- **Task**
Each entry below should be returned exactly as is, with the pictures removed.
::: Data in this exercise :::
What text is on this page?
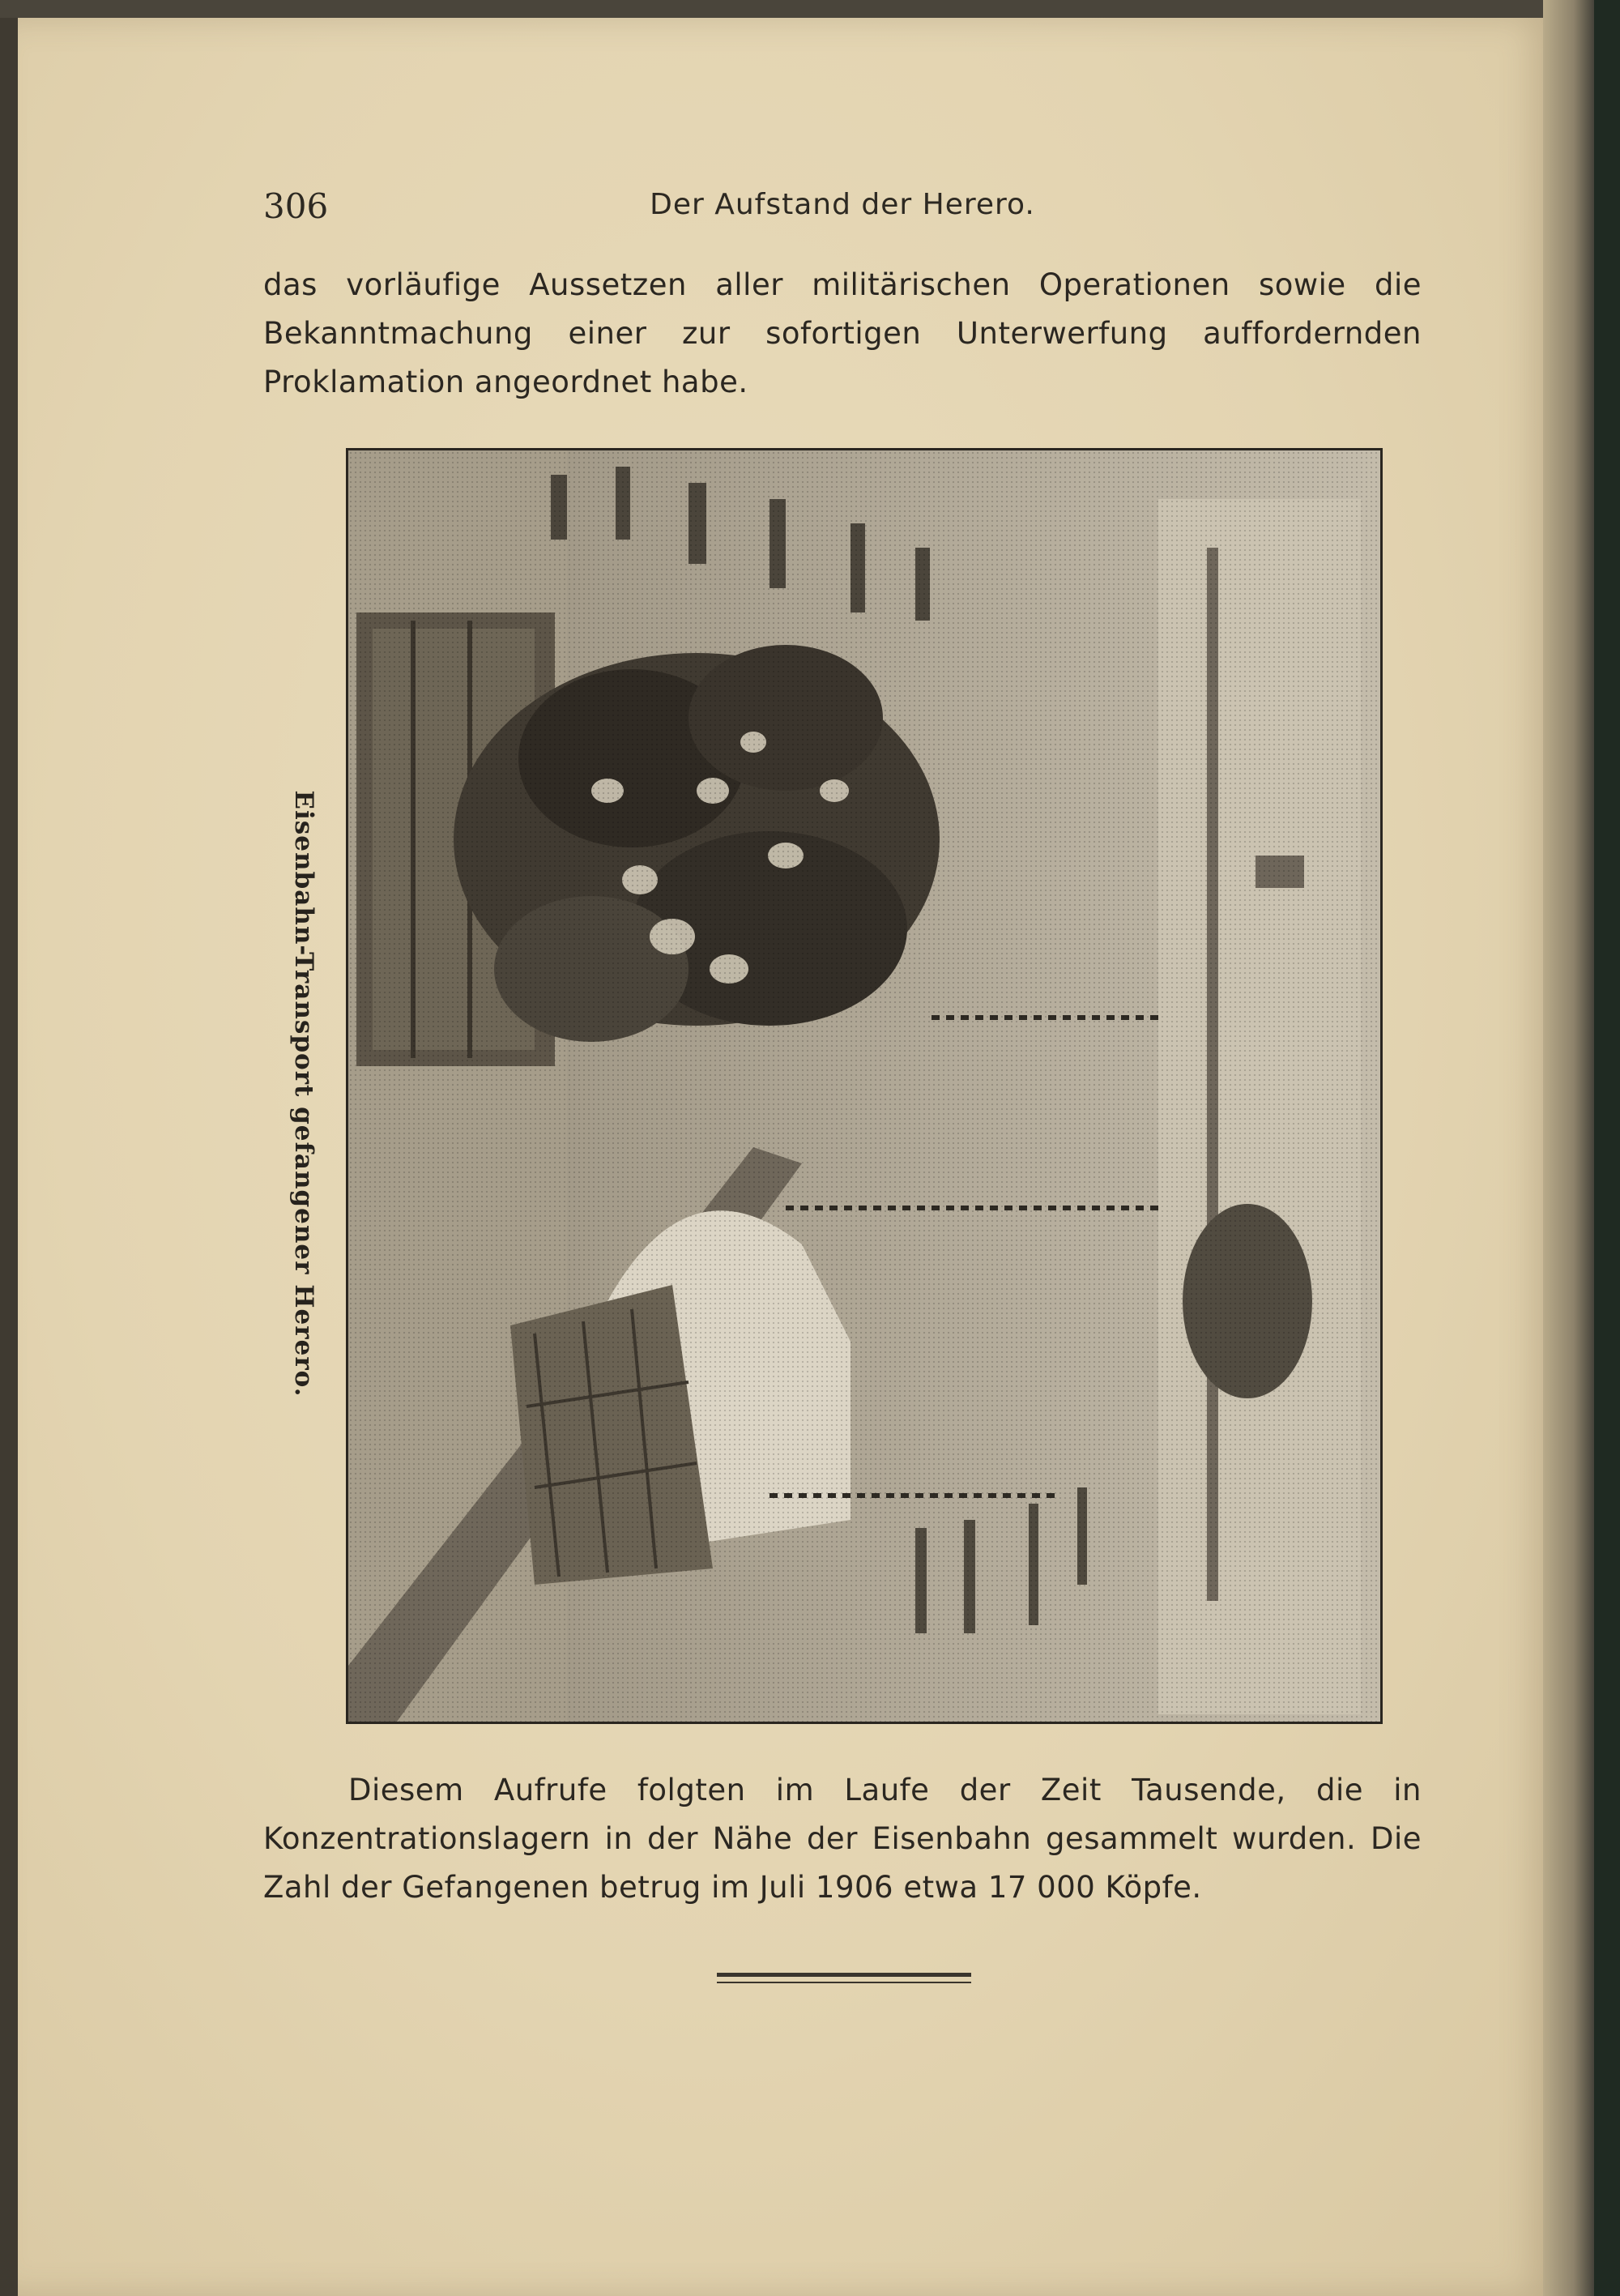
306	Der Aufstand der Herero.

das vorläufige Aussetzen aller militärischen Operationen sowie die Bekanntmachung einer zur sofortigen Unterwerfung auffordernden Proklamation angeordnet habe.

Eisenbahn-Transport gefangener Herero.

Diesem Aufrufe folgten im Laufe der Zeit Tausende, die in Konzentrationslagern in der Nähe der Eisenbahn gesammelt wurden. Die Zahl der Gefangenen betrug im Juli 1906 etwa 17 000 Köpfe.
:::
- **The completed task**
What text is on this page?
306	Der Aufstand der Herero.

das vorläufige Aussetzen aller militärischen Operationen sowie die Bekanntmachung einer zur sofortigen Unterwerfung auffordernden Proklamation angeordnet habe.

Eisenbahn-Transport gefangener Herero.

Diesem Aufrufe folgten im Laufe der Zeit Tausende, die in Konzentrationslagern in der Nähe der Eisenbahn gesammelt wurden. Die Zahl der Gefangenen betrug im Juli 1906 etwa 17 000 Köpfe.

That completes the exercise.